* Begin Data records *

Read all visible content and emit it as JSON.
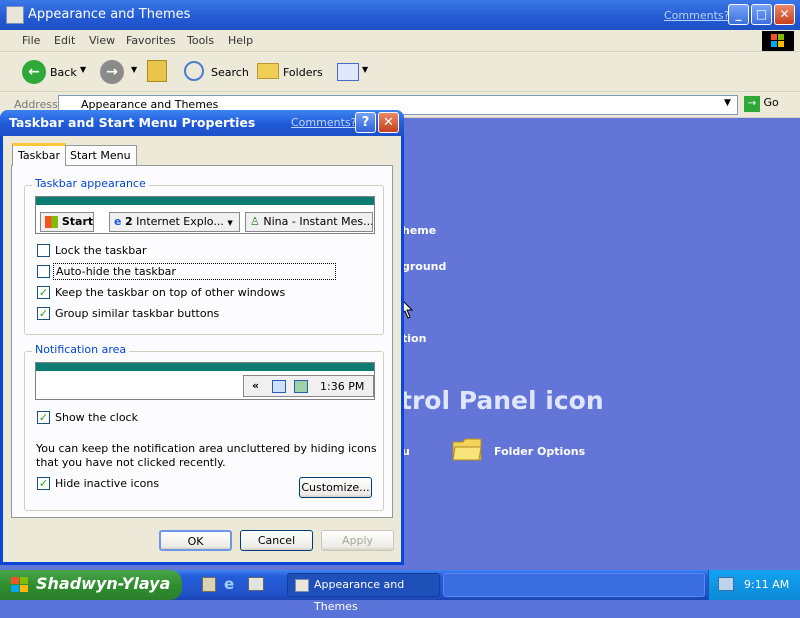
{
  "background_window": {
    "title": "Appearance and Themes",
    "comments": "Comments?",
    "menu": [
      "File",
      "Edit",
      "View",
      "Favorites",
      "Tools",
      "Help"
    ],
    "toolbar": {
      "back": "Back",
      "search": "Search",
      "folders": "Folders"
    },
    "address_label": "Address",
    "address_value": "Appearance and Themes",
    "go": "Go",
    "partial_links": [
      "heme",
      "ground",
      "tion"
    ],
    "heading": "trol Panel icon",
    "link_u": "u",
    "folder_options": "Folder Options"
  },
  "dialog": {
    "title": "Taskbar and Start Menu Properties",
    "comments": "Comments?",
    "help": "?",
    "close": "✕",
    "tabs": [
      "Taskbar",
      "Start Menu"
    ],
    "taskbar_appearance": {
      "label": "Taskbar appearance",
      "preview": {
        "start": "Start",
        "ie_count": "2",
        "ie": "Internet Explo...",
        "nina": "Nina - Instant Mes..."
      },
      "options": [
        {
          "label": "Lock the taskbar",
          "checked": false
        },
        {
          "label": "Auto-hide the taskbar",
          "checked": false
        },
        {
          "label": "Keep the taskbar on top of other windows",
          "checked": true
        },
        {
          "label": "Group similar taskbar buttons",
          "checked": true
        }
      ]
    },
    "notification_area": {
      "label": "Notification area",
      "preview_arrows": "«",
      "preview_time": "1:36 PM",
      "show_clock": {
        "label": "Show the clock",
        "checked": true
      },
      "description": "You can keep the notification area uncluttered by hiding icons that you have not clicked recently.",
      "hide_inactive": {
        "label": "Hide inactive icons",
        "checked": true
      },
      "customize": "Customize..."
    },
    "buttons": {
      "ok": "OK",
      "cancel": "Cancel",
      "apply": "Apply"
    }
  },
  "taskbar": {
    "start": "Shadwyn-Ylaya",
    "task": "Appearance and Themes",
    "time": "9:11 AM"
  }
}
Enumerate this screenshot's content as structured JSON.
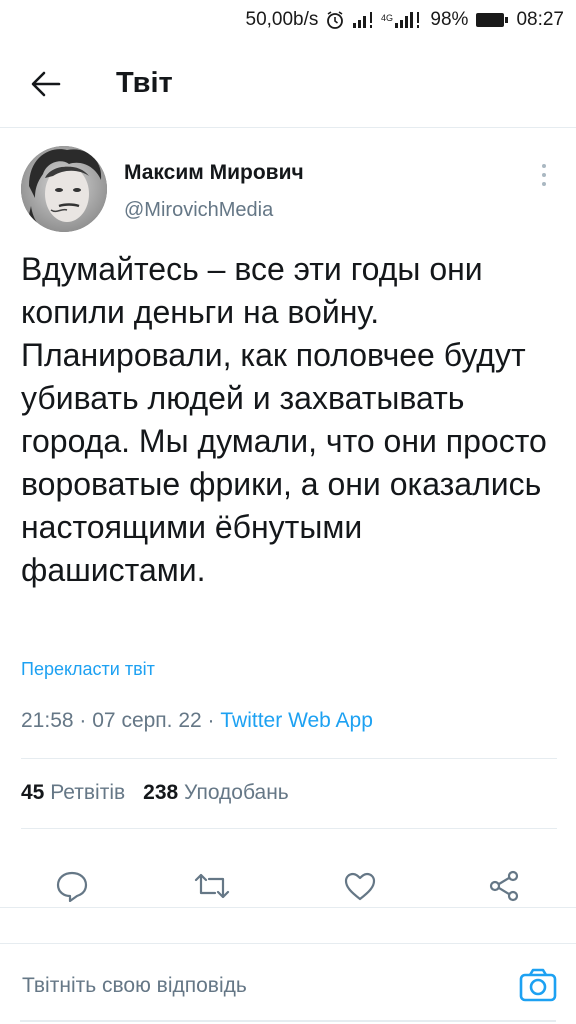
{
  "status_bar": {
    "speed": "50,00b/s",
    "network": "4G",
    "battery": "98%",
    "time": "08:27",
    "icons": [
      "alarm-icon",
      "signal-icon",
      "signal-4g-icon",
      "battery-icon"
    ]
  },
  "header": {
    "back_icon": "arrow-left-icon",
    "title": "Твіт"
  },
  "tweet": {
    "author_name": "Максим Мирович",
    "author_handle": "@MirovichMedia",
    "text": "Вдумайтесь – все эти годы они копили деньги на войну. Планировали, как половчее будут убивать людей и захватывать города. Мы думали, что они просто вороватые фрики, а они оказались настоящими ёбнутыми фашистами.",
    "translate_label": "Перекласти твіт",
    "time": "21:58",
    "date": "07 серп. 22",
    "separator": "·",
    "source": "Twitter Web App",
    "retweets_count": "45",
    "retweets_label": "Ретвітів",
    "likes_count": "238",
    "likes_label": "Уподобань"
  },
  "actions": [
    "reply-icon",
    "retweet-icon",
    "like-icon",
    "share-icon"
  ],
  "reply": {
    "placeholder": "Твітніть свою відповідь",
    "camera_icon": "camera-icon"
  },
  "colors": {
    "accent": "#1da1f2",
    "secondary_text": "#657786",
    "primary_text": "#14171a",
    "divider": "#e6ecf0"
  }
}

* End Data records *

[Requirement] Without the pictures, restate all of the entries above verbatim.

[Final result]
Read all visible content and emit it as JSON.
{
  "background_window": {
    "title": "Appearance and Themes",
    "comments": "Comments?",
    "menu": [
      "File",
      "Edit",
      "View",
      "Favorites",
      "Tools",
      "Help"
    ],
    "toolbar": {
      "back": "Back",
      "search": "Search",
      "folders": "Folders"
    },
    "address_label": "Address",
    "address_value": "Appearance and Themes",
    "go": "Go",
    "partial_links": [
      "heme",
      "ground",
      "tion"
    ],
    "heading": "trol Panel icon",
    "link_u": "u",
    "folder_options": "Folder Options"
  },
  "dialog": {
    "title": "Taskbar and Start Menu Properties",
    "comments": "Comments?",
    "help": "?",
    "close": "✕",
    "tabs": [
      "Taskbar",
      "Start Menu"
    ],
    "taskbar_appearance": {
      "label": "Taskbar appearance",
      "preview": {
        "start": "Start",
        "ie_count": "2",
        "ie": "Internet Explo...",
        "nina": "Nina - Instant Mes..."
      },
      "options": [
        {
          "label": "Lock the taskbar",
          "checked": false
        },
        {
          "label": "Auto-hide the taskbar",
          "checked": false
        },
        {
          "label": "Keep the taskbar on top of other windows",
          "checked": true
        },
        {
          "label": "Group similar taskbar buttons",
          "checked": true
        }
      ]
    },
    "notification_area": {
      "label": "Notification area",
      "preview_arrows": "«",
      "preview_time": "1:36 PM",
      "show_clock": {
        "label": "Show the clock",
        "checked": true
      },
      "description": "You can keep the notification area uncluttered by hiding icons that you have not clicked recently.",
      "hide_inactive": {
        "label": "Hide inactive icons",
        "checked": true
      },
      "customize": "Customize..."
    },
    "buttons": {
      "ok": "OK",
      "cancel": "Cancel",
      "apply": "Apply"
    }
  },
  "taskbar": {
    "start": "Shadwyn-Ylaya",
    "task": "Appearance and Themes",
    "time": "9:11 AM"
  }
}
Enumerate this screenshot's content as structured JSON.
{
  "status_bar": {
    "speed": "50,00b/s",
    "network": "4G",
    "battery": "98%",
    "time": "08:27",
    "icons": [
      "alarm-icon",
      "signal-icon",
      "signal-4g-icon",
      "battery-icon"
    ]
  },
  "header": {
    "back_icon": "arrow-left-icon",
    "title": "Твіт"
  },
  "tweet": {
    "author_name": "Максим Мирович",
    "author_handle": "@MirovichMedia",
    "text": "Вдумайтесь – все эти годы они копили деньги на войну. Планировали, как половчее будут убивать людей и захватывать города. Мы думали, что они просто вороватые фрики, а они оказались настоящими ёбнутыми фашистами.",
    "translate_label": "Перекласти твіт",
    "time": "21:58",
    "date": "07 серп. 22",
    "separator": "·",
    "source": "Twitter Web App",
    "retweets_count": "45",
    "retweets_label": "Ретвітів",
    "likes_count": "238",
    "likes_label": "Уподобань"
  },
  "actions": [
    "reply-icon",
    "retweet-icon",
    "like-icon",
    "share-icon"
  ],
  "reply": {
    "placeholder": "Твітніть свою відповідь",
    "camera_icon": "camera-icon"
  },
  "colors": {
    "accent": "#1da1f2",
    "secondary_text": "#657786",
    "primary_text": "#14171a",
    "divider": "#e6ecf0"
  }
}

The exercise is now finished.